• [WHAT THE EXERCISE ASKS]
Transcribe every entry word for word, leaving out all images.

== EXCERPTED RECORDS ==

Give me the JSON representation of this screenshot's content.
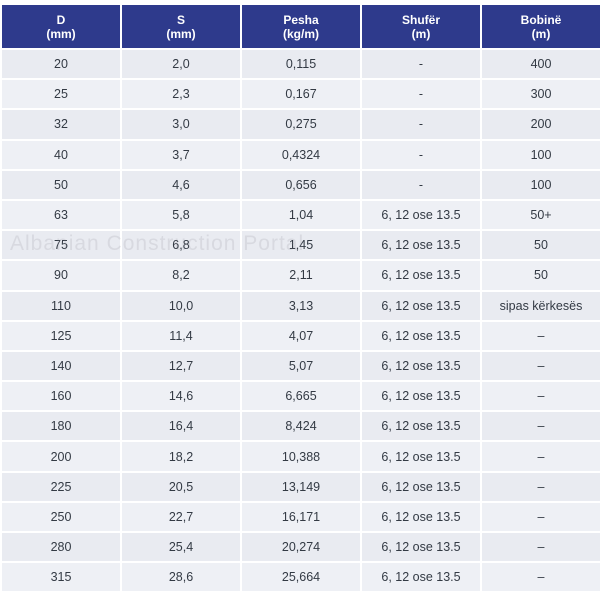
{
  "headers": [
    {
      "name": "D",
      "unit": "(mm)"
    },
    {
      "name": "S",
      "unit": "(mm)"
    },
    {
      "name": "Pesha",
      "unit": "(kg/m)"
    },
    {
      "name": "Shufër",
      "unit": "(m)"
    },
    {
      "name": "Bobinë",
      "unit": "(m)"
    }
  ],
  "rows": [
    [
      "20",
      "2,0",
      "0,115",
      "-",
      "400"
    ],
    [
      "25",
      "2,3",
      "0,167",
      "-",
      "300"
    ],
    [
      "32",
      "3,0",
      "0,275",
      "-",
      "200"
    ],
    [
      "40",
      "3,7",
      "0,4324",
      "-",
      "100"
    ],
    [
      "50",
      "4,6",
      "0,656",
      "-",
      "100"
    ],
    [
      "63",
      "5,8",
      "1,04",
      "6, 12 ose 13.5",
      "50+"
    ],
    [
      "75",
      "6,8",
      "1,45",
      "6, 12 ose 13.5",
      "50"
    ],
    [
      "90",
      "8,2",
      "2,11",
      "6, 12 ose 13.5",
      "50"
    ],
    [
      "110",
      "10,0",
      "3,13",
      "6, 12 ose 13.5",
      "sipas kërkesës"
    ],
    [
      "125",
      "11,4",
      "4,07",
      "6, 12 ose 13.5",
      "–"
    ],
    [
      "140",
      "12,7",
      "5,07",
      "6, 12 ose 13.5",
      "–"
    ],
    [
      "160",
      "14,6",
      "6,665",
      "6, 12 ose 13.5",
      "–"
    ],
    [
      "180",
      "16,4",
      "8,424",
      "6, 12 ose 13.5",
      "–"
    ],
    [
      "200",
      "18,2",
      "10,388",
      "6, 12 ose 13.5",
      "–"
    ],
    [
      "225",
      "20,5",
      "13,149",
      "6, 12 ose 13.5",
      "–"
    ],
    [
      "250",
      "22,7",
      "16,171",
      "6, 12 ose 13.5",
      "–"
    ],
    [
      "280",
      "25,4",
      "20,274",
      "6, 12 ose 13.5",
      "–"
    ],
    [
      "315",
      "28,6",
      "25,664",
      "6, 12 ose 13.5",
      "–"
    ]
  ],
  "watermark": "Albanian Construction Portal",
  "colors": {
    "header_bg": "#2e3a8c",
    "header_text": "#ffffff",
    "cell_bg": "#eef0f5",
    "cell_text": "#333a44"
  }
}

===

• [WRITTEN REPLY]
Give me the JSON representation of this screenshot's content.
{
  "headers": [
    {
      "name": "D",
      "unit": "(mm)"
    },
    {
      "name": "S",
      "unit": "(mm)"
    },
    {
      "name": "Pesha",
      "unit": "(kg/m)"
    },
    {
      "name": "Shufër",
      "unit": "(m)"
    },
    {
      "name": "Bobinë",
      "unit": "(m)"
    }
  ],
  "rows": [
    [
      "20",
      "2,0",
      "0,115",
      "-",
      "400"
    ],
    [
      "25",
      "2,3",
      "0,167",
      "-",
      "300"
    ],
    [
      "32",
      "3,0",
      "0,275",
      "-",
      "200"
    ],
    [
      "40",
      "3,7",
      "0,4324",
      "-",
      "100"
    ],
    [
      "50",
      "4,6",
      "0,656",
      "-",
      "100"
    ],
    [
      "63",
      "5,8",
      "1,04",
      "6, 12 ose 13.5",
      "50+"
    ],
    [
      "75",
      "6,8",
      "1,45",
      "6, 12 ose 13.5",
      "50"
    ],
    [
      "90",
      "8,2",
      "2,11",
      "6, 12 ose 13.5",
      "50"
    ],
    [
      "110",
      "10,0",
      "3,13",
      "6, 12 ose 13.5",
      "sipas kërkesës"
    ],
    [
      "125",
      "11,4",
      "4,07",
      "6, 12 ose 13.5",
      "–"
    ],
    [
      "140",
      "12,7",
      "5,07",
      "6, 12 ose 13.5",
      "–"
    ],
    [
      "160",
      "14,6",
      "6,665",
      "6, 12 ose 13.5",
      "–"
    ],
    [
      "180",
      "16,4",
      "8,424",
      "6, 12 ose 13.5",
      "–"
    ],
    [
      "200",
      "18,2",
      "10,388",
      "6, 12 ose 13.5",
      "–"
    ],
    [
      "225",
      "20,5",
      "13,149",
      "6, 12 ose 13.5",
      "–"
    ],
    [
      "250",
      "22,7",
      "16,171",
      "6, 12 ose 13.5",
      "–"
    ],
    [
      "280",
      "25,4",
      "20,274",
      "6, 12 ose 13.5",
      "–"
    ],
    [
      "315",
      "28,6",
      "25,664",
      "6, 12 ose 13.5",
      "–"
    ]
  ],
  "watermark": "Albanian Construction Portal",
  "colors": {
    "header_bg": "#2e3a8c",
    "header_text": "#ffffff",
    "cell_bg": "#eef0f5",
    "cell_text": "#333a44"
  }
}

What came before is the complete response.